* **DATASET ROWS**:
==========

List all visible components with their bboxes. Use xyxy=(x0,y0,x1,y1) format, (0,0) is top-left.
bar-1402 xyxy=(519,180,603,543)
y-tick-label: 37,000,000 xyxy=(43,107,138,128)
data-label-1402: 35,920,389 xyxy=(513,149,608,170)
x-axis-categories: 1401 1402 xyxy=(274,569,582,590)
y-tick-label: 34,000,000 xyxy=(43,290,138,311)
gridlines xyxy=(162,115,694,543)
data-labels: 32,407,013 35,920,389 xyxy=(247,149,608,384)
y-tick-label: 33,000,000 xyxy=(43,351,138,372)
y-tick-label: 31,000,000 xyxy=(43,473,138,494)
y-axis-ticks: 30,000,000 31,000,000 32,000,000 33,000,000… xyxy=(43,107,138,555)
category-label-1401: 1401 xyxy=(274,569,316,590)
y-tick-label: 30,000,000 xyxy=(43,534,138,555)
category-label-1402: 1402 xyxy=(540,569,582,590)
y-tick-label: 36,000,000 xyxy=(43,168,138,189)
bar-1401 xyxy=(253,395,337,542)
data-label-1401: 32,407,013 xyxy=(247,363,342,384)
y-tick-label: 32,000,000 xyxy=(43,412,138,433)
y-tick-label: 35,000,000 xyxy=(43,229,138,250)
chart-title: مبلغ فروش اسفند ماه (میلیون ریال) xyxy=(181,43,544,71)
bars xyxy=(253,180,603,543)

==========

* **WHAT THE TASK REQUIRES**:
Copy out all of the material above, line by line, without changing anything.

* **COMPLETE ANSWER**:
List all visible components with their bboxes. Use xyxy=(x0,y0,x1,y1) format, (0,0) is top-left.
bar-1402 xyxy=(519,180,603,543)
y-tick-label: 37,000,000 xyxy=(43,107,138,128)
data-label-1402: 35,920,389 xyxy=(513,149,608,170)
x-axis-categories: 1401 1402 xyxy=(274,569,582,590)
y-tick-label: 34,000,000 xyxy=(43,290,138,311)
gridlines xyxy=(162,115,694,543)
data-labels: 32,407,013 35,920,389 xyxy=(247,149,608,384)
y-tick-label: 33,000,000 xyxy=(43,351,138,372)
y-tick-label: 31,000,000 xyxy=(43,473,138,494)
y-axis-ticks: 30,000,000 31,000,000 32,000,000 33,000,000… xyxy=(43,107,138,555)
category-label-1401: 1401 xyxy=(274,569,316,590)
y-tick-label: 30,000,000 xyxy=(43,534,138,555)
category-label-1402: 1402 xyxy=(540,569,582,590)
y-tick-label: 36,000,000 xyxy=(43,168,138,189)
bar-1401 xyxy=(253,395,337,542)
data-label-1401: 32,407,013 xyxy=(247,363,342,384)
y-tick-label: 32,000,000 xyxy=(43,412,138,433)
y-tick-label: 35,000,000 xyxy=(43,229,138,250)
chart-title: مبلغ فروش اسفند ماه (میلیون ریال) xyxy=(181,43,544,71)
bars xyxy=(253,180,603,543)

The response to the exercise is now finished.